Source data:
>> start
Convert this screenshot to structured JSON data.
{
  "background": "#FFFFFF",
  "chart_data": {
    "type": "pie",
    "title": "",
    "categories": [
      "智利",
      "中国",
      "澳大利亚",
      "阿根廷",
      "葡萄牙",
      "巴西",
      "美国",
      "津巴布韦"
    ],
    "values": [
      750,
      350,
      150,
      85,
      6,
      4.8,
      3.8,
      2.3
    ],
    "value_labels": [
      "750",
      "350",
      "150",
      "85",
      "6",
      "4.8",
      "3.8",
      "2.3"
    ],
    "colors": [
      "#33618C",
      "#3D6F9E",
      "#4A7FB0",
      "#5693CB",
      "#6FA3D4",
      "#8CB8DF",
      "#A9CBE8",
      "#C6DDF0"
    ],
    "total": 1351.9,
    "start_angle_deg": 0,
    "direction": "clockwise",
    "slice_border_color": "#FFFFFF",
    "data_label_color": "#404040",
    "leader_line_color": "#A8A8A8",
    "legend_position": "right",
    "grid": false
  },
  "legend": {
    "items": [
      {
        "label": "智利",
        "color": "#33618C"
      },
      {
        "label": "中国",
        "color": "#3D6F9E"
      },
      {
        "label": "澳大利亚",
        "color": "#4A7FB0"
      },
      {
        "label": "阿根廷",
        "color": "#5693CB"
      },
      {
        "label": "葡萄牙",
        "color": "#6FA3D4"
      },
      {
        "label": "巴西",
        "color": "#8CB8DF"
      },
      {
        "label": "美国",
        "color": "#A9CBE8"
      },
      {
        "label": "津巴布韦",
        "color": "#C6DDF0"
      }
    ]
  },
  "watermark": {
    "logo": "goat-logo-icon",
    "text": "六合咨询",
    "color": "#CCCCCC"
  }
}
>> end
* Stated exercise *
Send back every record, precisely as written.

* Answer to this problem *
Convert this screenshot to structured JSON data.
{
  "background": "#FFFFFF",
  "chart_data": {
    "type": "pie",
    "title": "",
    "categories": [
      "智利",
      "中国",
      "澳大利亚",
      "阿根廷",
      "葡萄牙",
      "巴西",
      "美国",
      "津巴布韦"
    ],
    "values": [
      750,
      350,
      150,
      85,
      6,
      4.8,
      3.8,
      2.3
    ],
    "value_labels": [
      "750",
      "350",
      "150",
      "85",
      "6",
      "4.8",
      "3.8",
      "2.3"
    ],
    "colors": [
      "#33618C",
      "#3D6F9E",
      "#4A7FB0",
      "#5693CB",
      "#6FA3D4",
      "#8CB8DF",
      "#A9CBE8",
      "#C6DDF0"
    ],
    "total": 1351.9,
    "start_angle_deg": 0,
    "direction": "clockwise",
    "slice_border_color": "#FFFFFF",
    "data_label_color": "#404040",
    "leader_line_color": "#A8A8A8",
    "legend_position": "right",
    "grid": false
  },
  "legend": {
    "items": [
      {
        "label": "智利",
        "color": "#33618C"
      },
      {
        "label": "中国",
        "color": "#3D6F9E"
      },
      {
        "label": "澳大利亚",
        "color": "#4A7FB0"
      },
      {
        "label": "阿根廷",
        "color": "#5693CB"
      },
      {
        "label": "葡萄牙",
        "color": "#6FA3D4"
      },
      {
        "label": "巴西",
        "color": "#8CB8DF"
      },
      {
        "label": "美国",
        "color": "#A9CBE8"
      },
      {
        "label": "津巴布韦",
        "color": "#C6DDF0"
      }
    ]
  },
  "watermark": {
    "logo": "goat-logo-icon",
    "text": "六合咨询",
    "color": "#CCCCCC"
  }
}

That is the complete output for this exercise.